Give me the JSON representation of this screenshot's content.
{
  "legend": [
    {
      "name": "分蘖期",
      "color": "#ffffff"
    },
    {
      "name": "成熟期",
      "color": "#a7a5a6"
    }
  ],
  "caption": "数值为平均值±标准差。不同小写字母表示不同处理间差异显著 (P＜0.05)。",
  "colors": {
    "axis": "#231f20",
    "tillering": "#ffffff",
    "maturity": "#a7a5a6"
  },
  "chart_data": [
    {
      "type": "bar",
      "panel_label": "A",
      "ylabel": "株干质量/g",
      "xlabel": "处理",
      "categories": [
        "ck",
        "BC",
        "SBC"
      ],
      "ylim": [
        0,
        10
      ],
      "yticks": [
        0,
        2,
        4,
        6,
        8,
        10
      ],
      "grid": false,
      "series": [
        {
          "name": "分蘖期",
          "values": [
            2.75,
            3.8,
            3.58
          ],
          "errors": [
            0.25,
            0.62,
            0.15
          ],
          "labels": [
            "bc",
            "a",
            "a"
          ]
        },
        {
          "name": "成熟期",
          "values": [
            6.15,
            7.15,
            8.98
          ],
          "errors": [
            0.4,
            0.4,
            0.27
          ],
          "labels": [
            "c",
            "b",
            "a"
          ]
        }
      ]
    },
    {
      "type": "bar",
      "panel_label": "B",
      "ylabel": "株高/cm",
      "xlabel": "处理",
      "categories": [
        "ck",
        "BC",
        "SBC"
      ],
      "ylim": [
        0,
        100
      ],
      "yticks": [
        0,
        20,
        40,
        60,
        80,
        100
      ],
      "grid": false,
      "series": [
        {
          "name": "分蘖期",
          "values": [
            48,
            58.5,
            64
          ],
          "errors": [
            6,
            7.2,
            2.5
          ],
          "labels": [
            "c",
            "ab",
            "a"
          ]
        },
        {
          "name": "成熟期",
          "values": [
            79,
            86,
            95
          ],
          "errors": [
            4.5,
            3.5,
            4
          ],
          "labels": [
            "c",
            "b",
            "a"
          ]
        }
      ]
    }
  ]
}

→ **What to produce**:
Exactly reproduce all of the entries.

→ **The output**:
Give me the JSON representation of this screenshot's content.
{
  "legend": [
    {
      "name": "分蘖期",
      "color": "#ffffff"
    },
    {
      "name": "成熟期",
      "color": "#a7a5a6"
    }
  ],
  "caption": "数值为平均值±标准差。不同小写字母表示不同处理间差异显著 (P＜0.05)。",
  "colors": {
    "axis": "#231f20",
    "tillering": "#ffffff",
    "maturity": "#a7a5a6"
  },
  "chart_data": [
    {
      "type": "bar",
      "panel_label": "A",
      "ylabel": "株干质量/g",
      "xlabel": "处理",
      "categories": [
        "ck",
        "BC",
        "SBC"
      ],
      "ylim": [
        0,
        10
      ],
      "yticks": [
        0,
        2,
        4,
        6,
        8,
        10
      ],
      "grid": false,
      "series": [
        {
          "name": "分蘖期",
          "values": [
            2.75,
            3.8,
            3.58
          ],
          "errors": [
            0.25,
            0.62,
            0.15
          ],
          "labels": [
            "bc",
            "a",
            "a"
          ]
        },
        {
          "name": "成熟期",
          "values": [
            6.15,
            7.15,
            8.98
          ],
          "errors": [
            0.4,
            0.4,
            0.27
          ],
          "labels": [
            "c",
            "b",
            "a"
          ]
        }
      ]
    },
    {
      "type": "bar",
      "panel_label": "B",
      "ylabel": "株高/cm",
      "xlabel": "处理",
      "categories": [
        "ck",
        "BC",
        "SBC"
      ],
      "ylim": [
        0,
        100
      ],
      "yticks": [
        0,
        20,
        40,
        60,
        80,
        100
      ],
      "grid": false,
      "series": [
        {
          "name": "分蘖期",
          "values": [
            48,
            58.5,
            64
          ],
          "errors": [
            6,
            7.2,
            2.5
          ],
          "labels": [
            "c",
            "ab",
            "a"
          ]
        },
        {
          "name": "成熟期",
          "values": [
            79,
            86,
            95
          ],
          "errors": [
            4.5,
            3.5,
            4
          ],
          "labels": [
            "c",
            "b",
            "a"
          ]
        }
      ]
    }
  ]
}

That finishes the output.